RECORD EXTRACTS =>
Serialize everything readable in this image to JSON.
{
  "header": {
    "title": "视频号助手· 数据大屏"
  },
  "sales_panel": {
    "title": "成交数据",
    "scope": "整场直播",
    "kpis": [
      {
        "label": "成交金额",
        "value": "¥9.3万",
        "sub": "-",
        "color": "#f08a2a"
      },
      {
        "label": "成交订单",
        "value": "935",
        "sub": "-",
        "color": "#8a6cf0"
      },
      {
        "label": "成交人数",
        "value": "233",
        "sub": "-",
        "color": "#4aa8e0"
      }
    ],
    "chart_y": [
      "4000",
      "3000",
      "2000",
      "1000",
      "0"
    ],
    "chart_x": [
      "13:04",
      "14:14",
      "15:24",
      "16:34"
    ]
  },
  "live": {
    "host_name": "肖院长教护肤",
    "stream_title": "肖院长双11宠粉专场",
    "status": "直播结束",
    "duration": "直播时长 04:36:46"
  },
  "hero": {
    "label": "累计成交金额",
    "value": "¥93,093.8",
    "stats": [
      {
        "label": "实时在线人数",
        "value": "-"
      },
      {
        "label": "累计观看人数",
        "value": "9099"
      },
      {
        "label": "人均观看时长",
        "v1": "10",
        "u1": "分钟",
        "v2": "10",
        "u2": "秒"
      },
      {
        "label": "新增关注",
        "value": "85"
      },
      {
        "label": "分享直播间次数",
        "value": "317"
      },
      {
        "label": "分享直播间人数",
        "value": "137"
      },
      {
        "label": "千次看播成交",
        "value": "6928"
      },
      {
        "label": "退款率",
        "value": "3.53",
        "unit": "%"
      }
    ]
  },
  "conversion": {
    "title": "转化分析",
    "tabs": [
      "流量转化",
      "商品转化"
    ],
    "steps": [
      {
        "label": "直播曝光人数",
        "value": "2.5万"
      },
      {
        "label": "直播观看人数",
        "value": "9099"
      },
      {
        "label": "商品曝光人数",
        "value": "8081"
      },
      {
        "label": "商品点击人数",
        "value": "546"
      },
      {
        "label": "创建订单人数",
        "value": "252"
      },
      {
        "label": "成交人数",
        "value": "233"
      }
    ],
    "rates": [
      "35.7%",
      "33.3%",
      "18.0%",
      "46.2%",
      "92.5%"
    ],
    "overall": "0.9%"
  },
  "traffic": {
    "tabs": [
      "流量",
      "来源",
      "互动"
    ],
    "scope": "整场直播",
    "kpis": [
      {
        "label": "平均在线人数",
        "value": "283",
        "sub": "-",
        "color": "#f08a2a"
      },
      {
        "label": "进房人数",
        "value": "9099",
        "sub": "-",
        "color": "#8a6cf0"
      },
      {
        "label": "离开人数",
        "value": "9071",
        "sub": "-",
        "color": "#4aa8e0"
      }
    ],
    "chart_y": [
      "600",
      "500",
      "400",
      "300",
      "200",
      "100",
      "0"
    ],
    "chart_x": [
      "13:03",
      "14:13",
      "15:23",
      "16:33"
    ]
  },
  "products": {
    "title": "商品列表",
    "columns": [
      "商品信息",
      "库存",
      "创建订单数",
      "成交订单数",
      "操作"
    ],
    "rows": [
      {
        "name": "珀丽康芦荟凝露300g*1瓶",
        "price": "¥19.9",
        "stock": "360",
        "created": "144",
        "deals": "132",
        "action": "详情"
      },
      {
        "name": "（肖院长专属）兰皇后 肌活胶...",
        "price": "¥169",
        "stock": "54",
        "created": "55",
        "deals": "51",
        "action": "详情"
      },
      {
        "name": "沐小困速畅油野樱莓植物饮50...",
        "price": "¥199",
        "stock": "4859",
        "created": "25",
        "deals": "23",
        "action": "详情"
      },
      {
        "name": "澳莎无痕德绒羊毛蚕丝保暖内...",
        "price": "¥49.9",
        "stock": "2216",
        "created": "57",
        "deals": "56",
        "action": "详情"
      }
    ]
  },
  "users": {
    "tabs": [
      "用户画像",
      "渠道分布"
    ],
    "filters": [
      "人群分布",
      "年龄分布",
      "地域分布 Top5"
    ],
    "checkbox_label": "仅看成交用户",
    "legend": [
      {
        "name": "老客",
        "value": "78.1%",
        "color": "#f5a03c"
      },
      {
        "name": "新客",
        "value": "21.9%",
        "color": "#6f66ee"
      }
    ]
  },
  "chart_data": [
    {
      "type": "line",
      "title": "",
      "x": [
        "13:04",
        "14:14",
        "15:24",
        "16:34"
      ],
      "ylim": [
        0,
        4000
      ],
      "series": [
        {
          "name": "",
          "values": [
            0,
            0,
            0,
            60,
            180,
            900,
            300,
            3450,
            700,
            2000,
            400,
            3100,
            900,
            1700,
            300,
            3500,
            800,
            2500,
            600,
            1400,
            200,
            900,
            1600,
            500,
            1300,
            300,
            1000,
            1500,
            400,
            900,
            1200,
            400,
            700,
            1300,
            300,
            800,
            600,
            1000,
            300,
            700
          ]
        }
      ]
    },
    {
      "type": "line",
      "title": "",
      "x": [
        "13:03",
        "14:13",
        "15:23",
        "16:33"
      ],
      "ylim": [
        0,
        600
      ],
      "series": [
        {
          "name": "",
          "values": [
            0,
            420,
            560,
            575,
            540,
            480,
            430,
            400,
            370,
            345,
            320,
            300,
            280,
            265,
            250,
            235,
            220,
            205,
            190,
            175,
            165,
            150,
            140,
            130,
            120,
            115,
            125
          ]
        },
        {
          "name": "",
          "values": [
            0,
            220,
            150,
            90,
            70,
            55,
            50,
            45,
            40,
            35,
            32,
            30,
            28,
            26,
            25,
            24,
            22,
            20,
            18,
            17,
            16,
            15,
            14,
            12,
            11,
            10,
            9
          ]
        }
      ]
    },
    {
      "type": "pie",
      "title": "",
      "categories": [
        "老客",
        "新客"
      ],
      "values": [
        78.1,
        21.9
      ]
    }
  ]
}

EXERCISE DESCRIPTION => Each line of the listing above should be output exactly.

EXERCISE RESPONSE =>
Serialize everything readable in this image to JSON.
{
  "header": {
    "title": "视频号助手· 数据大屏"
  },
  "sales_panel": {
    "title": "成交数据",
    "scope": "整场直播",
    "kpis": [
      {
        "label": "成交金额",
        "value": "¥9.3万",
        "sub": "-",
        "color": "#f08a2a"
      },
      {
        "label": "成交订单",
        "value": "935",
        "sub": "-",
        "color": "#8a6cf0"
      },
      {
        "label": "成交人数",
        "value": "233",
        "sub": "-",
        "color": "#4aa8e0"
      }
    ],
    "chart_y": [
      "4000",
      "3000",
      "2000",
      "1000",
      "0"
    ],
    "chart_x": [
      "13:04",
      "14:14",
      "15:24",
      "16:34"
    ]
  },
  "live": {
    "host_name": "肖院长教护肤",
    "stream_title": "肖院长双11宠粉专场",
    "status": "直播结束",
    "duration": "直播时长 04:36:46"
  },
  "hero": {
    "label": "累计成交金额",
    "value": "¥93,093.8",
    "stats": [
      {
        "label": "实时在线人数",
        "value": "-"
      },
      {
        "label": "累计观看人数",
        "value": "9099"
      },
      {
        "label": "人均观看时长",
        "v1": "10",
        "u1": "分钟",
        "v2": "10",
        "u2": "秒"
      },
      {
        "label": "新增关注",
        "value": "85"
      },
      {
        "label": "分享直播间次数",
        "value": "317"
      },
      {
        "label": "分享直播间人数",
        "value": "137"
      },
      {
        "label": "千次看播成交",
        "value": "6928"
      },
      {
        "label": "退款率",
        "value": "3.53",
        "unit": "%"
      }
    ]
  },
  "conversion": {
    "title": "转化分析",
    "tabs": [
      "流量转化",
      "商品转化"
    ],
    "steps": [
      {
        "label": "直播曝光人数",
        "value": "2.5万"
      },
      {
        "label": "直播观看人数",
        "value": "9099"
      },
      {
        "label": "商品曝光人数",
        "value": "8081"
      },
      {
        "label": "商品点击人数",
        "value": "546"
      },
      {
        "label": "创建订单人数",
        "value": "252"
      },
      {
        "label": "成交人数",
        "value": "233"
      }
    ],
    "rates": [
      "35.7%",
      "33.3%",
      "18.0%",
      "46.2%",
      "92.5%"
    ],
    "overall": "0.9%"
  },
  "traffic": {
    "tabs": [
      "流量",
      "来源",
      "互动"
    ],
    "scope": "整场直播",
    "kpis": [
      {
        "label": "平均在线人数",
        "value": "283",
        "sub": "-",
        "color": "#f08a2a"
      },
      {
        "label": "进房人数",
        "value": "9099",
        "sub": "-",
        "color": "#8a6cf0"
      },
      {
        "label": "离开人数",
        "value": "9071",
        "sub": "-",
        "color": "#4aa8e0"
      }
    ],
    "chart_y": [
      "600",
      "500",
      "400",
      "300",
      "200",
      "100",
      "0"
    ],
    "chart_x": [
      "13:03",
      "14:13",
      "15:23",
      "16:33"
    ]
  },
  "products": {
    "title": "商品列表",
    "columns": [
      "商品信息",
      "库存",
      "创建订单数",
      "成交订单数",
      "操作"
    ],
    "rows": [
      {
        "name": "珀丽康芦荟凝露300g*1瓶",
        "price": "¥19.9",
        "stock": "360",
        "created": "144",
        "deals": "132",
        "action": "详情"
      },
      {
        "name": "（肖院长专属）兰皇后 肌活胶...",
        "price": "¥169",
        "stock": "54",
        "created": "55",
        "deals": "51",
        "action": "详情"
      },
      {
        "name": "沐小困速畅油野樱莓植物饮50...",
        "price": "¥199",
        "stock": "4859",
        "created": "25",
        "deals": "23",
        "action": "详情"
      },
      {
        "name": "澳莎无痕德绒羊毛蚕丝保暖内...",
        "price": "¥49.9",
        "stock": "2216",
        "created": "57",
        "deals": "56",
        "action": "详情"
      }
    ]
  },
  "users": {
    "tabs": [
      "用户画像",
      "渠道分布"
    ],
    "filters": [
      "人群分布",
      "年龄分布",
      "地域分布 Top5"
    ],
    "checkbox_label": "仅看成交用户",
    "legend": [
      {
        "name": "老客",
        "value": "78.1%",
        "color": "#f5a03c"
      },
      {
        "name": "新客",
        "value": "21.9%",
        "color": "#6f66ee"
      }
    ]
  },
  "chart_data": [
    {
      "type": "line",
      "title": "",
      "x": [
        "13:04",
        "14:14",
        "15:24",
        "16:34"
      ],
      "ylim": [
        0,
        4000
      ],
      "series": [
        {
          "name": "",
          "values": [
            0,
            0,
            0,
            60,
            180,
            900,
            300,
            3450,
            700,
            2000,
            400,
            3100,
            900,
            1700,
            300,
            3500,
            800,
            2500,
            600,
            1400,
            200,
            900,
            1600,
            500,
            1300,
            300,
            1000,
            1500,
            400,
            900,
            1200,
            400,
            700,
            1300,
            300,
            800,
            600,
            1000,
            300,
            700
          ]
        }
      ]
    },
    {
      "type": "line",
      "title": "",
      "x": [
        "13:03",
        "14:13",
        "15:23",
        "16:33"
      ],
      "ylim": [
        0,
        600
      ],
      "series": [
        {
          "name": "",
          "values": [
            0,
            420,
            560,
            575,
            540,
            480,
            430,
            400,
            370,
            345,
            320,
            300,
            280,
            265,
            250,
            235,
            220,
            205,
            190,
            175,
            165,
            150,
            140,
            130,
            120,
            115,
            125
          ]
        },
        {
          "name": "",
          "values": [
            0,
            220,
            150,
            90,
            70,
            55,
            50,
            45,
            40,
            35,
            32,
            30,
            28,
            26,
            25,
            24,
            22,
            20,
            18,
            17,
            16,
            15,
            14,
            12,
            11,
            10,
            9
          ]
        }
      ]
    },
    {
      "type": "pie",
      "title": "",
      "categories": [
        "老客",
        "新客"
      ],
      "values": [
        78.1,
        21.9
      ]
    }
  ]
}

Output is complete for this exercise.